*WORK INSTRUCTIONS*
Reproduce each line bearing the word "ylabel".
--- Start ---
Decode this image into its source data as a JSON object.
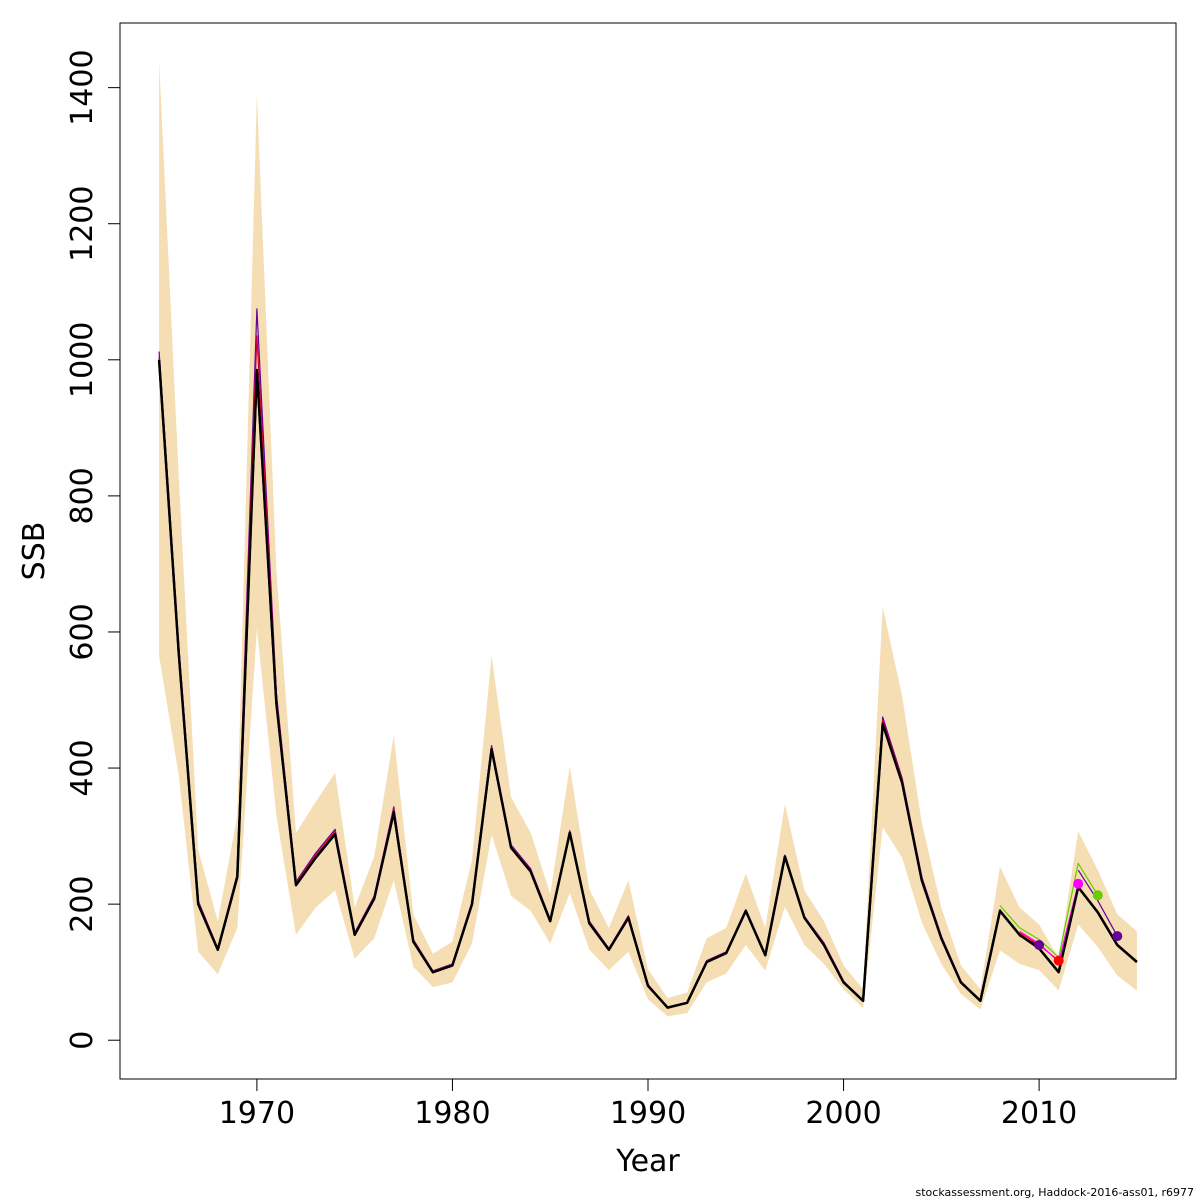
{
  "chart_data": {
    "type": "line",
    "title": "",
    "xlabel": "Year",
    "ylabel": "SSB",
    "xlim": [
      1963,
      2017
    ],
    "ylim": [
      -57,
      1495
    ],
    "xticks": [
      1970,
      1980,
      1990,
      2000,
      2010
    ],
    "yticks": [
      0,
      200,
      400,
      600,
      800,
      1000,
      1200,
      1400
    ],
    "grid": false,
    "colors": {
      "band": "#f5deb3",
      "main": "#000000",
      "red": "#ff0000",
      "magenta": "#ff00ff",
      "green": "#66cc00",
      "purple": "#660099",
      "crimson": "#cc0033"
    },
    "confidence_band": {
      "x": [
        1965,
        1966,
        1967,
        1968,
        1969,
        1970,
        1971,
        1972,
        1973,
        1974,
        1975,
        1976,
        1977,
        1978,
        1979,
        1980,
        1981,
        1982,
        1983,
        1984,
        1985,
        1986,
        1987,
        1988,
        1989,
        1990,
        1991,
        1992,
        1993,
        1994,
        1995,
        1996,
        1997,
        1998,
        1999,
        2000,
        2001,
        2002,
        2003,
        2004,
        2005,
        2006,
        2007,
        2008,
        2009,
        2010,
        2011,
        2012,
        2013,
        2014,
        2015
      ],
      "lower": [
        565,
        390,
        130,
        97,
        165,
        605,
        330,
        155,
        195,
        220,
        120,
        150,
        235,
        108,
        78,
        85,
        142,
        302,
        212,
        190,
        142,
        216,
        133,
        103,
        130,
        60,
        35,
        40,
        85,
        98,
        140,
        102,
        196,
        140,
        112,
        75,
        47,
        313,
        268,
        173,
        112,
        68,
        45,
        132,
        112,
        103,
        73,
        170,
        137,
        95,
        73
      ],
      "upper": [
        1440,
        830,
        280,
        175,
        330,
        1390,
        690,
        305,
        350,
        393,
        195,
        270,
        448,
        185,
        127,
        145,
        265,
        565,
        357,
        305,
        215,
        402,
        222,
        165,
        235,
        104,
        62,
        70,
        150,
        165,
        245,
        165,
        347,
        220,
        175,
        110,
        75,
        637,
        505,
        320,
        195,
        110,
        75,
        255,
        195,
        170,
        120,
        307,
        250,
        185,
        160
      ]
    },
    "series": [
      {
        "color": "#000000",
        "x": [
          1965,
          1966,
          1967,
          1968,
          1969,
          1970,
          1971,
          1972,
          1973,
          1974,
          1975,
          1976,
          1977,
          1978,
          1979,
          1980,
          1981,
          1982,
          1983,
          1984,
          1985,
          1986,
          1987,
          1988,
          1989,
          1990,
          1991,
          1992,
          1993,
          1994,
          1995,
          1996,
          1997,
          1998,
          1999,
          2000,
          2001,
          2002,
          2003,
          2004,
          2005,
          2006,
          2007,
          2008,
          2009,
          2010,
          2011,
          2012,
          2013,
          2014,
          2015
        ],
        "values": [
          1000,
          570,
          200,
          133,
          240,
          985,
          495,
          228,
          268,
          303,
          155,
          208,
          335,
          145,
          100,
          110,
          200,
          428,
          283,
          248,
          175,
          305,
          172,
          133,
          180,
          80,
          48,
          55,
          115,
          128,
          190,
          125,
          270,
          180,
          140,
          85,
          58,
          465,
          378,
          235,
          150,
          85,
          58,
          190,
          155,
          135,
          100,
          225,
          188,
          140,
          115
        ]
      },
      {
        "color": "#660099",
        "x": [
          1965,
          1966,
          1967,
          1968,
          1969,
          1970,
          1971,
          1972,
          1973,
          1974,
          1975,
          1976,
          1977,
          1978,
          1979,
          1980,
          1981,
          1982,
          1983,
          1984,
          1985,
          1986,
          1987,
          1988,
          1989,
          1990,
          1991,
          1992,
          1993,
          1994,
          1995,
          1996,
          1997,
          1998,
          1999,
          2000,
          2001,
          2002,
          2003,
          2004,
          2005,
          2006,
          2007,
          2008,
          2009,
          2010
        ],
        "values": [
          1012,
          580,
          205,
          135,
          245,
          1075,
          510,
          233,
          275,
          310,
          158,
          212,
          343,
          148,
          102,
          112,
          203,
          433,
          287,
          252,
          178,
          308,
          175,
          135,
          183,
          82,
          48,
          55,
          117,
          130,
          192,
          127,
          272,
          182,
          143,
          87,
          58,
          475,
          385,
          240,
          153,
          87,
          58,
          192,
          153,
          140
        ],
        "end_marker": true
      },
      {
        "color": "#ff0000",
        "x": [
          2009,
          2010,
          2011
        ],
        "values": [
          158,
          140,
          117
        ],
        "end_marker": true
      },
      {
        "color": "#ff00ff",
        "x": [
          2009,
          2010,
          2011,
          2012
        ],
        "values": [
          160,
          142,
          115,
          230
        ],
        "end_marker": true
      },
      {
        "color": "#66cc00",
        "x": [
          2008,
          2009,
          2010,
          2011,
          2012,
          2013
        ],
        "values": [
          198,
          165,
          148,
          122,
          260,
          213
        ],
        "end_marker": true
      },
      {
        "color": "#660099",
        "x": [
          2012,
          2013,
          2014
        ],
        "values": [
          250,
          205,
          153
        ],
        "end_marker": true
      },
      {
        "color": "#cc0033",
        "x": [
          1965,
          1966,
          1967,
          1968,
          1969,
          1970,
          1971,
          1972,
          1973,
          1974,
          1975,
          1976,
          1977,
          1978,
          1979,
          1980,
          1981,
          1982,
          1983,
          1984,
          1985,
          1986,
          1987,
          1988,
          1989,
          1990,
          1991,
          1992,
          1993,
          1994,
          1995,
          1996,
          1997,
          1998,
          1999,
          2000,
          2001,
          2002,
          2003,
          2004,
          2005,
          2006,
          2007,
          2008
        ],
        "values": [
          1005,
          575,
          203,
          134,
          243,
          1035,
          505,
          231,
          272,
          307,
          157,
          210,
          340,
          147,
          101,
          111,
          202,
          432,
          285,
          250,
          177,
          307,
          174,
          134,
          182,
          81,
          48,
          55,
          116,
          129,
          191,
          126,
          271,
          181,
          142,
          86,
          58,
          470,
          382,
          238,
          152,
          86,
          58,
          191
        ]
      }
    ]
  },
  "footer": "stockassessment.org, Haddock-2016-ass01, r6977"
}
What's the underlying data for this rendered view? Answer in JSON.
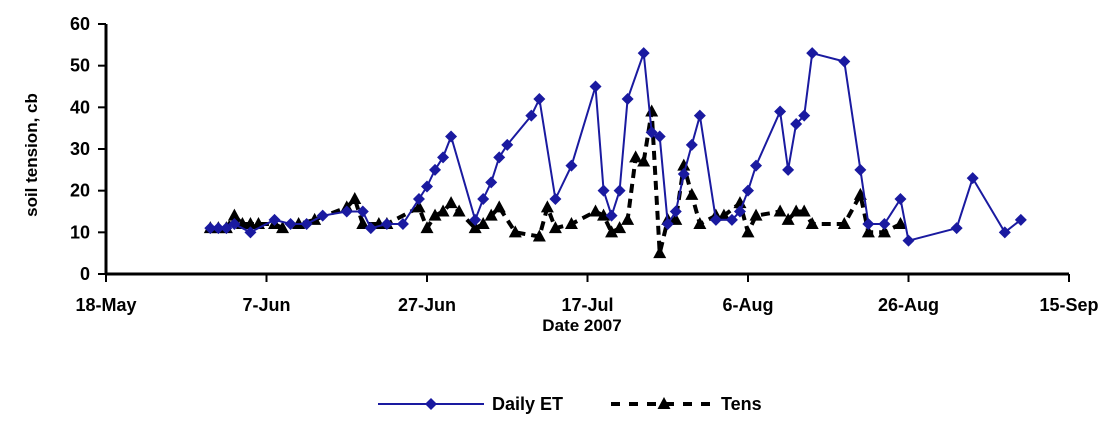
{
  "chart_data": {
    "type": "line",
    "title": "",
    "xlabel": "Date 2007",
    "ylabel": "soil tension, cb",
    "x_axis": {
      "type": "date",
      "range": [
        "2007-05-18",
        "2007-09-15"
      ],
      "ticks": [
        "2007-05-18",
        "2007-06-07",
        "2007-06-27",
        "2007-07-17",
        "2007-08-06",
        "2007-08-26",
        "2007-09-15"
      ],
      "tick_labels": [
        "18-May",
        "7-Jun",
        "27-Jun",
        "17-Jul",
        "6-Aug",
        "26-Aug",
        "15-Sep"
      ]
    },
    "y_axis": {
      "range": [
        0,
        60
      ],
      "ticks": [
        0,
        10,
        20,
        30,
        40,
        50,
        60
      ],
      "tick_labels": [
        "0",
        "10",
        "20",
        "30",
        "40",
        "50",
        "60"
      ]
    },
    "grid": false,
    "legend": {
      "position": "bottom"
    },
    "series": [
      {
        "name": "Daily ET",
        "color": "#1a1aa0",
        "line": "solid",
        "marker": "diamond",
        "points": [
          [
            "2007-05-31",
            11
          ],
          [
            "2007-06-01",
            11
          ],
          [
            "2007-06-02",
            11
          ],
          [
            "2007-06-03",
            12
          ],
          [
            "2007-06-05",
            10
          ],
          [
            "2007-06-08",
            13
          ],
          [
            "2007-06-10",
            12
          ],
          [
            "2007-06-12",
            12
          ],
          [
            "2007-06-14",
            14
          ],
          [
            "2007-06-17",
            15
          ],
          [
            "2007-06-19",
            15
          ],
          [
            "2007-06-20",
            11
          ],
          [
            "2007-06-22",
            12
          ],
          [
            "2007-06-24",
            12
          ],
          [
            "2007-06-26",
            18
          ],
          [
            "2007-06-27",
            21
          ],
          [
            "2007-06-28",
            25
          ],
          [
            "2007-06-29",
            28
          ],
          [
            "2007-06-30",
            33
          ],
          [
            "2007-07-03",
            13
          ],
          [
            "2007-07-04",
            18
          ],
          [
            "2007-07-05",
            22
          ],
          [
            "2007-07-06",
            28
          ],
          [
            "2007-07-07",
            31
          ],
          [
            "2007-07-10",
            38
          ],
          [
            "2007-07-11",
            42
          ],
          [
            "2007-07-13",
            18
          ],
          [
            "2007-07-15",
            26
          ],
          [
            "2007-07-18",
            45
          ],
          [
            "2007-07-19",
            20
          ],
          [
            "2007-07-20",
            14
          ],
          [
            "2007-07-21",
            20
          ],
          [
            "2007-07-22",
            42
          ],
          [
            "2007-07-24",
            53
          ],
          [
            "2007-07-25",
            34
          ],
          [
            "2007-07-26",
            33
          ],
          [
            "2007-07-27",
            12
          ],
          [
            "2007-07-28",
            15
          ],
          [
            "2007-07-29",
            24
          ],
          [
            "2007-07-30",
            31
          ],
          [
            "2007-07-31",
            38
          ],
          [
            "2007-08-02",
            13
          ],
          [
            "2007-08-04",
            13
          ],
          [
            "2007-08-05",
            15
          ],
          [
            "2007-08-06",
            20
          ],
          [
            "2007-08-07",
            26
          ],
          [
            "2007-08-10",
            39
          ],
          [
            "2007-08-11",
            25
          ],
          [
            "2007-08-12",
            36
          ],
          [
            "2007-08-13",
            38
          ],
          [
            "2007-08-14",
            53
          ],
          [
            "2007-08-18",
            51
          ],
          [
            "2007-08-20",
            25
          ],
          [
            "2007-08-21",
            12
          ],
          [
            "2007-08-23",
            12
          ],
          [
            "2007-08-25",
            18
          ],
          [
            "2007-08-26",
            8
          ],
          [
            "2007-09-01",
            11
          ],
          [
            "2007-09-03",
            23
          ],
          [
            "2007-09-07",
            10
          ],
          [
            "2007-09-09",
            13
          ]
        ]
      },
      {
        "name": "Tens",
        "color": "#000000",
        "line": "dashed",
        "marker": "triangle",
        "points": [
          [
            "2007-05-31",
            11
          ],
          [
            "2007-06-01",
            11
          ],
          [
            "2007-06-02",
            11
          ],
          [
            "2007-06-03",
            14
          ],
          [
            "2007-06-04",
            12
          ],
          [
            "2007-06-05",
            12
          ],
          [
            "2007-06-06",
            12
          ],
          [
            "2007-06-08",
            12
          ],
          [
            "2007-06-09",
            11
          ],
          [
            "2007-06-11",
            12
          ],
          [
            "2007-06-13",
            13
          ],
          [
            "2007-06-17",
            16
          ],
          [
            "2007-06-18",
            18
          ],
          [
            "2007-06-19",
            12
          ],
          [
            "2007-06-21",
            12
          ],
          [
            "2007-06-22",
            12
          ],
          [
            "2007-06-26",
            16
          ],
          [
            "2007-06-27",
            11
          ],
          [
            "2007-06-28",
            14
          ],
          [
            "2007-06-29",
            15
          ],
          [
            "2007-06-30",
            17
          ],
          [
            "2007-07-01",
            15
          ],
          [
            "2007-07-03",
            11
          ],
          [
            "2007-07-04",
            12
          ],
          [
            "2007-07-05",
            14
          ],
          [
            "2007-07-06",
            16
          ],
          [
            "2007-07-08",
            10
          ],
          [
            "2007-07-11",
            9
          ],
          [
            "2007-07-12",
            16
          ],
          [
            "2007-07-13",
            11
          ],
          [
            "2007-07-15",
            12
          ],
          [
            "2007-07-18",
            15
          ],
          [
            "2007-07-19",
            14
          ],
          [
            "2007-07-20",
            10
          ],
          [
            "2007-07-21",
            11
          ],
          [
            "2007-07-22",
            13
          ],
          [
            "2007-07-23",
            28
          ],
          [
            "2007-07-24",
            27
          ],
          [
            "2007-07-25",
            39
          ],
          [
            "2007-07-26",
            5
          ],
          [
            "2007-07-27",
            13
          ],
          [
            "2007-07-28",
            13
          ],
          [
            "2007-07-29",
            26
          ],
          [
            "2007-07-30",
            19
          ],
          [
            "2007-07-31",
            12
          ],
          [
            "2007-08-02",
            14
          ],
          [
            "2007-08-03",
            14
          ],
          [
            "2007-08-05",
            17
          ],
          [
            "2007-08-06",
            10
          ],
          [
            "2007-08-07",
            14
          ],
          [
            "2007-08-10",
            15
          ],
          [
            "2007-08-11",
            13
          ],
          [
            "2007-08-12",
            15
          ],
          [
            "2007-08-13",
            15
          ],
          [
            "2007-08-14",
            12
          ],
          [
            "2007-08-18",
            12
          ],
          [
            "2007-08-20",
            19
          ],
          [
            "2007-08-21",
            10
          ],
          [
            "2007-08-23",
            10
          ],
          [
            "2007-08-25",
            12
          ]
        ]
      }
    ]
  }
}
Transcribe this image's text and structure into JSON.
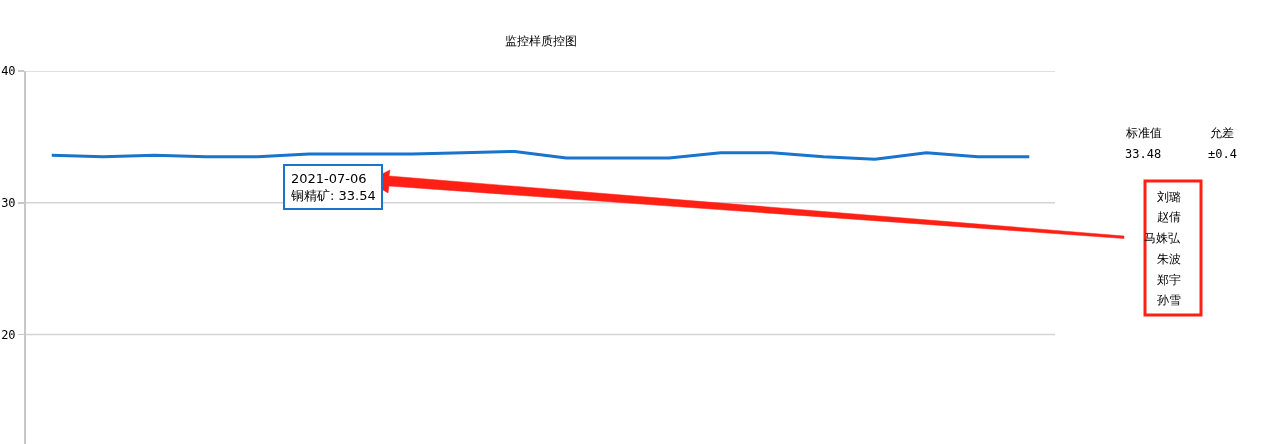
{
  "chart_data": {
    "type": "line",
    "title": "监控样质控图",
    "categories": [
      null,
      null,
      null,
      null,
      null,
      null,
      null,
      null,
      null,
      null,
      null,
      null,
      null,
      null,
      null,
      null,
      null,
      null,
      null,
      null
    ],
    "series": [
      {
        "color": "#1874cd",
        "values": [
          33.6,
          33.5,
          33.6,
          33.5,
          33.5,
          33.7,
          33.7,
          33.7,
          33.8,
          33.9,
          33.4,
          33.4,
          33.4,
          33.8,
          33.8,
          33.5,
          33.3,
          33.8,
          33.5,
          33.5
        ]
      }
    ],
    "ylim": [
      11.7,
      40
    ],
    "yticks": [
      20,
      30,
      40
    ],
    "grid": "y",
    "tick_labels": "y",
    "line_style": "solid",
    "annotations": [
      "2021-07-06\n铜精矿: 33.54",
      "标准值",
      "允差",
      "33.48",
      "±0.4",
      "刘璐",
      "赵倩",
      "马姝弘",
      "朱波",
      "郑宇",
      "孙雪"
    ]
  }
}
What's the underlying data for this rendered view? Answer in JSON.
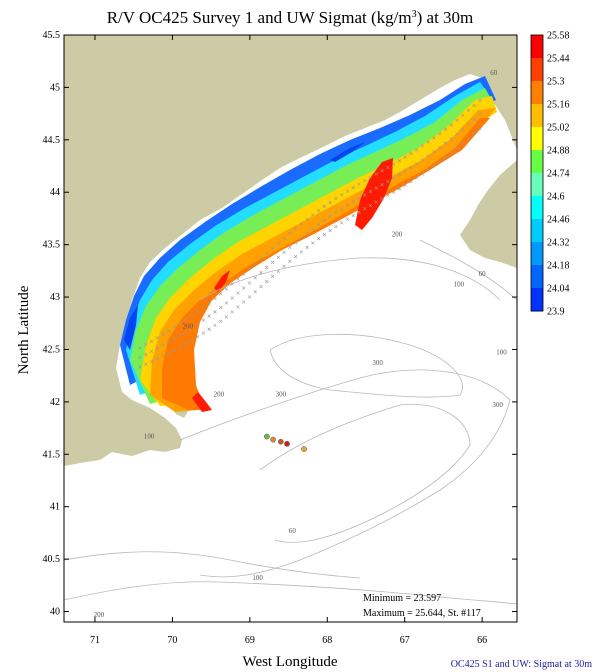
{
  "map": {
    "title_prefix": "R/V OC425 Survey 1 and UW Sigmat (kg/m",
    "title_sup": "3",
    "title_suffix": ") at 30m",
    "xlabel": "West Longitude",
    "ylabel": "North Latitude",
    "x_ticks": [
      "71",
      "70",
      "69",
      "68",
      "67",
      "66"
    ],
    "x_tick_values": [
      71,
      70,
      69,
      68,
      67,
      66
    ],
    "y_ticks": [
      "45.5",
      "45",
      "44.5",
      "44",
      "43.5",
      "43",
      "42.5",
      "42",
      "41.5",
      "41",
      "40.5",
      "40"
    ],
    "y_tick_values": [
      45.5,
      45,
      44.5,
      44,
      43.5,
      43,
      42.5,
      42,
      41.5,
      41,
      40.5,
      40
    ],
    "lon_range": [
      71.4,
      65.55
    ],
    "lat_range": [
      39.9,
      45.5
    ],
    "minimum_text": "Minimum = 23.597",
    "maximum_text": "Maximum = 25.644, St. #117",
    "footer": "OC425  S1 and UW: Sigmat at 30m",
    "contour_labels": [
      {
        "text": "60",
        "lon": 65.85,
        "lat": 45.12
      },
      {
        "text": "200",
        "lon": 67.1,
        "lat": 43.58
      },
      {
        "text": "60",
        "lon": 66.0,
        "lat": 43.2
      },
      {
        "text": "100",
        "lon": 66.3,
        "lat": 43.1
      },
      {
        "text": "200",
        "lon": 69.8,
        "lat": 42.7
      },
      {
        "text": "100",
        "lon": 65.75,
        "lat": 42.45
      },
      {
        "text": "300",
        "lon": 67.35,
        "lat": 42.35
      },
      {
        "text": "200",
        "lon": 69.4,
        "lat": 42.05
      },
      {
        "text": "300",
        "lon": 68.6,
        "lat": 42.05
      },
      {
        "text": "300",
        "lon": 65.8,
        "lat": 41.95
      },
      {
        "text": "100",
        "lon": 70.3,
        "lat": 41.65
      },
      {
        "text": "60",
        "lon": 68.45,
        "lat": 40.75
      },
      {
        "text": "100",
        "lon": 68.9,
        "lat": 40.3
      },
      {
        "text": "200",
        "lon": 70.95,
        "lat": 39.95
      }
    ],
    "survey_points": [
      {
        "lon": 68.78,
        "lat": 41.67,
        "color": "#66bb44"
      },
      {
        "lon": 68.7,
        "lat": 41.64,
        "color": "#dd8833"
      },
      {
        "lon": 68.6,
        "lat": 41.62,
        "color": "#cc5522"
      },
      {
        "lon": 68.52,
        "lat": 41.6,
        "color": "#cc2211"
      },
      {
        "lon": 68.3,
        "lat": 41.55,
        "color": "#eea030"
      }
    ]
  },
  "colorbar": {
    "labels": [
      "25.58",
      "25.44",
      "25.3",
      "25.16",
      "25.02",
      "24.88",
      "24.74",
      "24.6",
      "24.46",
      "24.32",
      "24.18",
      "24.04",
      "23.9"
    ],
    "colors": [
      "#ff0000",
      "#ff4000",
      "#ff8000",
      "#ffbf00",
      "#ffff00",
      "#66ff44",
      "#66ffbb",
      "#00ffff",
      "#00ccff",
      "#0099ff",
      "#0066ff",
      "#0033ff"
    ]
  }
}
--- End ---
*IN RESPONSE*
    "ylabel": "SSB",
    "ylabel": "soil tension, cb",
    "ylabel": "North Latitude",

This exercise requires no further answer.